▸ **Problem description**: Identify, in the records below, every line where the string "screened" appears, and copy each such line.

Records from a collection of figures:
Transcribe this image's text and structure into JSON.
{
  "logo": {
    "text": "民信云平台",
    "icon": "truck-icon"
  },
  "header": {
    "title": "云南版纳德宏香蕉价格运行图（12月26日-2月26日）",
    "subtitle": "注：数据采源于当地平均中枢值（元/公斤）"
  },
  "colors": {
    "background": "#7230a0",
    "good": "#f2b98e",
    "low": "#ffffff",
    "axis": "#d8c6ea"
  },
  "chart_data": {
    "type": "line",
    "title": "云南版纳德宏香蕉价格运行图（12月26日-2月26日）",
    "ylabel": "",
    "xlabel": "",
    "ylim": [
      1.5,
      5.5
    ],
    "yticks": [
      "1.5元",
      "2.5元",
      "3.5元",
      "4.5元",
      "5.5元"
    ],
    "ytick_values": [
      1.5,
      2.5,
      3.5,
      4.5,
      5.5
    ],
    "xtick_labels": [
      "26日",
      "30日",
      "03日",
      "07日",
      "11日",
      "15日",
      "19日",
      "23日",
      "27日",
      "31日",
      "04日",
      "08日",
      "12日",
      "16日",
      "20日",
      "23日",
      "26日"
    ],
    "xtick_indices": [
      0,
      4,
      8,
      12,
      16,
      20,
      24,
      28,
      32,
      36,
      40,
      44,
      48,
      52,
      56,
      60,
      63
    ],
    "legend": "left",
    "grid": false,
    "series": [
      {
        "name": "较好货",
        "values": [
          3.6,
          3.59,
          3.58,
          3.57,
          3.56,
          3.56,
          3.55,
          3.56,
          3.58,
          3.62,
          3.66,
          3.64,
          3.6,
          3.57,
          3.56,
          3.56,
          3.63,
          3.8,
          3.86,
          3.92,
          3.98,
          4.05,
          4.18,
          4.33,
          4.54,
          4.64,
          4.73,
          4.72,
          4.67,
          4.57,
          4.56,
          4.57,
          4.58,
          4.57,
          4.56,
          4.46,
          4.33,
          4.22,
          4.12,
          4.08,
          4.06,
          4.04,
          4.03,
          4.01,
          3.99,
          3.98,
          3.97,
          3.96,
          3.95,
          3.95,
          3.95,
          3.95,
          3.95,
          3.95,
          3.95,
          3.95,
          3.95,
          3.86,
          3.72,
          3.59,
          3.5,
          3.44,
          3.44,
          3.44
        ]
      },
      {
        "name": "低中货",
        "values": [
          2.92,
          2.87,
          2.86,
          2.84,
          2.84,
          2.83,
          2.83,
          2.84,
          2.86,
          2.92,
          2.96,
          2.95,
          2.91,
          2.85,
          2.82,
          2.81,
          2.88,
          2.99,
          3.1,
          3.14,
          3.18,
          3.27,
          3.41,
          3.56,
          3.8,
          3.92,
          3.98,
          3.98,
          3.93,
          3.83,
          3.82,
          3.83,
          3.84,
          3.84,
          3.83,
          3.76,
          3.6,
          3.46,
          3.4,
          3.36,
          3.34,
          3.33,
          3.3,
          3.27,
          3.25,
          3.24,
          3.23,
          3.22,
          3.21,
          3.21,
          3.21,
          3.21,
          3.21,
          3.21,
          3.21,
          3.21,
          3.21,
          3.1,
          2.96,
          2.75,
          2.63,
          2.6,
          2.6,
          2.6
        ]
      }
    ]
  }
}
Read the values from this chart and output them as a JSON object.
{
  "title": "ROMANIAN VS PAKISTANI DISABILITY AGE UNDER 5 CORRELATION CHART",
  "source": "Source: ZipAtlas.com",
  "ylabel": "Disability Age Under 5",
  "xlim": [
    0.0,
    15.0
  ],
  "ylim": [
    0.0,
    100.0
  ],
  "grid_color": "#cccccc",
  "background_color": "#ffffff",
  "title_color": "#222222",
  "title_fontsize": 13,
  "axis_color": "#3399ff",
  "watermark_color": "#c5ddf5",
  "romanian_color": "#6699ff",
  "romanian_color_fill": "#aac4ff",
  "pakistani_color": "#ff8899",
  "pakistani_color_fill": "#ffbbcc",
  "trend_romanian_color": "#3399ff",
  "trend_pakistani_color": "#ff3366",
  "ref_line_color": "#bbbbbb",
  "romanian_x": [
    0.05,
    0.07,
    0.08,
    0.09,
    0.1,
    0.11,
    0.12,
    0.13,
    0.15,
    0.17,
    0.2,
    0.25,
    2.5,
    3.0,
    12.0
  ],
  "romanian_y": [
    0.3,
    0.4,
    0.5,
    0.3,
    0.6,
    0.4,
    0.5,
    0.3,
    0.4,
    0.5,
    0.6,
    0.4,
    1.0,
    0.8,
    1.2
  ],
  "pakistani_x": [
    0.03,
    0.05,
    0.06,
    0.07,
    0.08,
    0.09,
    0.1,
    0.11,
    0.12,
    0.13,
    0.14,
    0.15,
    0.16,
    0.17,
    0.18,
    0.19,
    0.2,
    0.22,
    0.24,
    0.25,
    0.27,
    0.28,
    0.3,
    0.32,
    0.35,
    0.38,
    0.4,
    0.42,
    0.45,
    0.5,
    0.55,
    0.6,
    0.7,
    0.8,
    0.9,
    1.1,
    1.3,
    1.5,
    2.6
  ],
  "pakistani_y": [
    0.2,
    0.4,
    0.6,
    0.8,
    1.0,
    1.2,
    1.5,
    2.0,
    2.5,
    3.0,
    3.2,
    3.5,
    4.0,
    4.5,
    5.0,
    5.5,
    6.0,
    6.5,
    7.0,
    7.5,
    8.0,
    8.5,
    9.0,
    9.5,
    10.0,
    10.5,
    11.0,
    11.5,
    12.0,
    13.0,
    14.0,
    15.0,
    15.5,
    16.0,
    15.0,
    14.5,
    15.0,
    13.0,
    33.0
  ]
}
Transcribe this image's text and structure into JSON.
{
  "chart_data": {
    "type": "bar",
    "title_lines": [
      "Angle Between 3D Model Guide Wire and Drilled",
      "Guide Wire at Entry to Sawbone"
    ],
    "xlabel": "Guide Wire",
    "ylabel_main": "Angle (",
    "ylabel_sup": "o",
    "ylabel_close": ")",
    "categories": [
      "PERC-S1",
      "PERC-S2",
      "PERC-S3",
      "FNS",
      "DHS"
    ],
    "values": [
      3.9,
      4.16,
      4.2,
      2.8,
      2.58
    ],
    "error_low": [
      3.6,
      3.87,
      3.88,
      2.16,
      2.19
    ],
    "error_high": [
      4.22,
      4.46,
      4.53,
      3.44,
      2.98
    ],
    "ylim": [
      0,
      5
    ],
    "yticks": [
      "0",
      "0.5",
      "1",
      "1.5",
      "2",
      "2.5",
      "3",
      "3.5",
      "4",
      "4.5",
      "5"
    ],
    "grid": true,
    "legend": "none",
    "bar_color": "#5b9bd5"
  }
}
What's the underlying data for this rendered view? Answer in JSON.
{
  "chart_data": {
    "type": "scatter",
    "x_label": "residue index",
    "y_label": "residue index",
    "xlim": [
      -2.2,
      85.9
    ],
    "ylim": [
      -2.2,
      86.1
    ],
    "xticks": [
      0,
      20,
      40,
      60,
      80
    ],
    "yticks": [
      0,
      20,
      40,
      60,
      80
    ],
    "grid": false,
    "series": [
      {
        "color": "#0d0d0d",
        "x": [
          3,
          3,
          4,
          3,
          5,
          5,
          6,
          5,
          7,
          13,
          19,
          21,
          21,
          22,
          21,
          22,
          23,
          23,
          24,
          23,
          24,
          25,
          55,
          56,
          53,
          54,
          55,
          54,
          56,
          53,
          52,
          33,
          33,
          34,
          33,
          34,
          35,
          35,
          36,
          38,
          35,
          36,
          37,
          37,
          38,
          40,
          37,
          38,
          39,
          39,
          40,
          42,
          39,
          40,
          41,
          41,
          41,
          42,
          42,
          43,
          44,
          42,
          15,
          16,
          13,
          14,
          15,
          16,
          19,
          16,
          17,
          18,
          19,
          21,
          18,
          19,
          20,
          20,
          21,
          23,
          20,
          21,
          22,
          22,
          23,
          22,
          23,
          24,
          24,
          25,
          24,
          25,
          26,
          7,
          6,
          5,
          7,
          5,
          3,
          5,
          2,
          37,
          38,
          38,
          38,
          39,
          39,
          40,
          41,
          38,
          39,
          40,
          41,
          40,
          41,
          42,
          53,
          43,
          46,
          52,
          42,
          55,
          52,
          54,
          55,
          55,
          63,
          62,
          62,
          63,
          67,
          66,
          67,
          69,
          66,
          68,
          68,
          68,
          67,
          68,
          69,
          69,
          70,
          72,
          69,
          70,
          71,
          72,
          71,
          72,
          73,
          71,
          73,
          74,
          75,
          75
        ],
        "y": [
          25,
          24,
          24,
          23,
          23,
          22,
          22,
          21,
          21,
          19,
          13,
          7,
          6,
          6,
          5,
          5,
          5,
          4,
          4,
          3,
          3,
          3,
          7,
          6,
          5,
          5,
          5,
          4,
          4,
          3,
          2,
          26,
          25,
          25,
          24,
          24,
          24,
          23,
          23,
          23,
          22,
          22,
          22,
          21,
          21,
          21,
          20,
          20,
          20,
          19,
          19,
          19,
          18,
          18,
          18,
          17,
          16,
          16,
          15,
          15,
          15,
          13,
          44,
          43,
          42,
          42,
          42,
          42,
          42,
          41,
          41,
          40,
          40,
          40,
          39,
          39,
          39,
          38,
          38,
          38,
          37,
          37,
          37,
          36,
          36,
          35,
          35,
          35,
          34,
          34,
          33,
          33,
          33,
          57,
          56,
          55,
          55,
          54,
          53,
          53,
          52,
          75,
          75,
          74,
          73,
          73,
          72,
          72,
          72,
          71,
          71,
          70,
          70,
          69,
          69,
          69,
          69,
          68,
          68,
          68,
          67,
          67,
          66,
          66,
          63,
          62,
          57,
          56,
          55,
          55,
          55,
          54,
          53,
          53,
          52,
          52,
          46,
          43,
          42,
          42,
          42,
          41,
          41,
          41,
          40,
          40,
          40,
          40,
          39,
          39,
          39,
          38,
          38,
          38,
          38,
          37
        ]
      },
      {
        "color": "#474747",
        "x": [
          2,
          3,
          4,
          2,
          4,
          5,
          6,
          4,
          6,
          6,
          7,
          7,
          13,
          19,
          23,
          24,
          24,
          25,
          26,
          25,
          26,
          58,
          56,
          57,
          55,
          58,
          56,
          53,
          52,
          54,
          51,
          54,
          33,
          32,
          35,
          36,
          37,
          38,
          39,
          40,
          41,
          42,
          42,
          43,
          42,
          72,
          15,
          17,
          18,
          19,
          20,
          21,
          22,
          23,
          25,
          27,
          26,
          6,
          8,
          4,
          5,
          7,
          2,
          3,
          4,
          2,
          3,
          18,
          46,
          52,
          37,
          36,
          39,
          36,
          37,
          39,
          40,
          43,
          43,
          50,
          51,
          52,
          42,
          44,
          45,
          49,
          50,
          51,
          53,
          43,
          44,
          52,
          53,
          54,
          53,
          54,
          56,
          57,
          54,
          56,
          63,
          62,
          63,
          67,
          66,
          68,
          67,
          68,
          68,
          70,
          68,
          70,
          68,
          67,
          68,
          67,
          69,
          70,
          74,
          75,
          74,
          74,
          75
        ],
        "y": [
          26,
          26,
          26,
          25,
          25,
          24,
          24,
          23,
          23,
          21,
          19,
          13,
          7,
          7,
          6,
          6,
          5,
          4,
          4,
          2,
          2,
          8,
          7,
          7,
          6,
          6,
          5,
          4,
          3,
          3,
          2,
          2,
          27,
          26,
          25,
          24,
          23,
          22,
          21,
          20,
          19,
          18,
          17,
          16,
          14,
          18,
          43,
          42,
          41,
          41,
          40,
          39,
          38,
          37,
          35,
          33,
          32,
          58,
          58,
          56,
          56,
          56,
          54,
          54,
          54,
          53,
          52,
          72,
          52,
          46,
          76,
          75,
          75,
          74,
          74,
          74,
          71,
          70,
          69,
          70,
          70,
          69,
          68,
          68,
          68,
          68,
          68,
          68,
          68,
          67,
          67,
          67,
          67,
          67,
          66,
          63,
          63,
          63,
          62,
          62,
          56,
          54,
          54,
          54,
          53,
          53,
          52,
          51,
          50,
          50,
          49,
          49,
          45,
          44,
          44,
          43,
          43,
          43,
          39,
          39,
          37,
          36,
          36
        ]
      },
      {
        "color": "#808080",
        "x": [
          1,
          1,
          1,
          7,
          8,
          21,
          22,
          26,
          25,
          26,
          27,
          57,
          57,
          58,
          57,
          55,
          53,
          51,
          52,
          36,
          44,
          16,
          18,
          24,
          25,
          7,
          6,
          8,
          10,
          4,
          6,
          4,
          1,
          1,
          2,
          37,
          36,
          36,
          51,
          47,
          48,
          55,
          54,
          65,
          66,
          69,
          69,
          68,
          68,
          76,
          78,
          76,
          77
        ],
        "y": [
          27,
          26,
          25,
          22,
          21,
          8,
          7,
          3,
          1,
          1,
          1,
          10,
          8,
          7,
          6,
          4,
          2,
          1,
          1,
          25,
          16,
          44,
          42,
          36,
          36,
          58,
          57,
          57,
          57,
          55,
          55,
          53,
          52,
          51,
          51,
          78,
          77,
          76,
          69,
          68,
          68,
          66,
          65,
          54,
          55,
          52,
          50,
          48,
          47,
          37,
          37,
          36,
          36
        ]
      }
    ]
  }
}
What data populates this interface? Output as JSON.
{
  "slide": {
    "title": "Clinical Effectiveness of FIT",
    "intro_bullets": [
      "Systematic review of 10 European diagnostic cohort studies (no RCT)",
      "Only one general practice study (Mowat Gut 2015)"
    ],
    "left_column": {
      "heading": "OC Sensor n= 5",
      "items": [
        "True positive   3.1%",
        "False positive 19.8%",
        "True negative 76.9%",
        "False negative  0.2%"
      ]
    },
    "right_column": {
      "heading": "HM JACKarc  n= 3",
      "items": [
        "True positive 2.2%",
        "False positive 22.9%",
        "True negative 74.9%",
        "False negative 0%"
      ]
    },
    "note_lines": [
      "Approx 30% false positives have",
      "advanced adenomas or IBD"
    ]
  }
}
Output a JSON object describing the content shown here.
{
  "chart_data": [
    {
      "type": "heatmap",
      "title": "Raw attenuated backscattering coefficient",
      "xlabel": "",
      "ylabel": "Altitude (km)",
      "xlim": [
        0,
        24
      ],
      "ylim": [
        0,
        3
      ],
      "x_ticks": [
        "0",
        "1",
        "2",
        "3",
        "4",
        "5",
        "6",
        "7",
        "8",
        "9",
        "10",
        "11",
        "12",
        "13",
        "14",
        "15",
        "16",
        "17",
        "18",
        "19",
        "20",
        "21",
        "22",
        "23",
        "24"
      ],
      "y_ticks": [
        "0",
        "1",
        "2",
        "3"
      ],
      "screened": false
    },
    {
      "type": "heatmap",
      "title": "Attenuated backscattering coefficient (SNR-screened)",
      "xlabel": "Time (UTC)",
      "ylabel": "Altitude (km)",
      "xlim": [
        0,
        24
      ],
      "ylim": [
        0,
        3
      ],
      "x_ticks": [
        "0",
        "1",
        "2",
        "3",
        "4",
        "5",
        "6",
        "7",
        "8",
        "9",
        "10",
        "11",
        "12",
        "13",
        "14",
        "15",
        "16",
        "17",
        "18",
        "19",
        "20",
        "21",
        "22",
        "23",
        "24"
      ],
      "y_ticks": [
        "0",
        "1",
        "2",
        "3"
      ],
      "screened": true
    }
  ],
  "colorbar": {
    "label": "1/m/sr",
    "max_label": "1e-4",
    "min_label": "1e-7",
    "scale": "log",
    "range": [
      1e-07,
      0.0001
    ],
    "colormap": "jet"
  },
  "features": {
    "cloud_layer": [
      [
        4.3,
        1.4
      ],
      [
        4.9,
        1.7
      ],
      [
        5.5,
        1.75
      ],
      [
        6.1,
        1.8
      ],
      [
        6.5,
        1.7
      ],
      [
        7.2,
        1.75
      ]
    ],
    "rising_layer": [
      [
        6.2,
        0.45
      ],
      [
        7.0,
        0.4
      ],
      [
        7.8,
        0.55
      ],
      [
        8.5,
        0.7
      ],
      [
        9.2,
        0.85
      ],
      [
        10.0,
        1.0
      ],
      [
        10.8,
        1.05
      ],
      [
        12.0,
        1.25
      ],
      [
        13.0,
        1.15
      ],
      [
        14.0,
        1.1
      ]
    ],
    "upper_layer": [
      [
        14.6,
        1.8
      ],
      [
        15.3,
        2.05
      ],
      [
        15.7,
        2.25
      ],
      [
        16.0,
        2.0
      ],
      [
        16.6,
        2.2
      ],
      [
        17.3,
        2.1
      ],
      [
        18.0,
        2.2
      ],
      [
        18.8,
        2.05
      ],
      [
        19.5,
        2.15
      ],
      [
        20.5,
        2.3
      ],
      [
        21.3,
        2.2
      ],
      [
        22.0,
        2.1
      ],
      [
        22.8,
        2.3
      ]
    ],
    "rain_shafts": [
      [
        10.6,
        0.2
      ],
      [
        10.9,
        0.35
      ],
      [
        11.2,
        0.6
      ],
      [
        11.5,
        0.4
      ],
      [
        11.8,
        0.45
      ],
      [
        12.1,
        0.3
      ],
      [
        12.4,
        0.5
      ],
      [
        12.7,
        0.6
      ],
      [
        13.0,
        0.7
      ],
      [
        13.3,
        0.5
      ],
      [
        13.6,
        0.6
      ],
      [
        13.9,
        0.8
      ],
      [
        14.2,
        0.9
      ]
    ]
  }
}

▸ **Response for this exercise**:
      "screened": false
      "title": "Attenuated backscattering coefficient (SNR-screened)",
      "screened": true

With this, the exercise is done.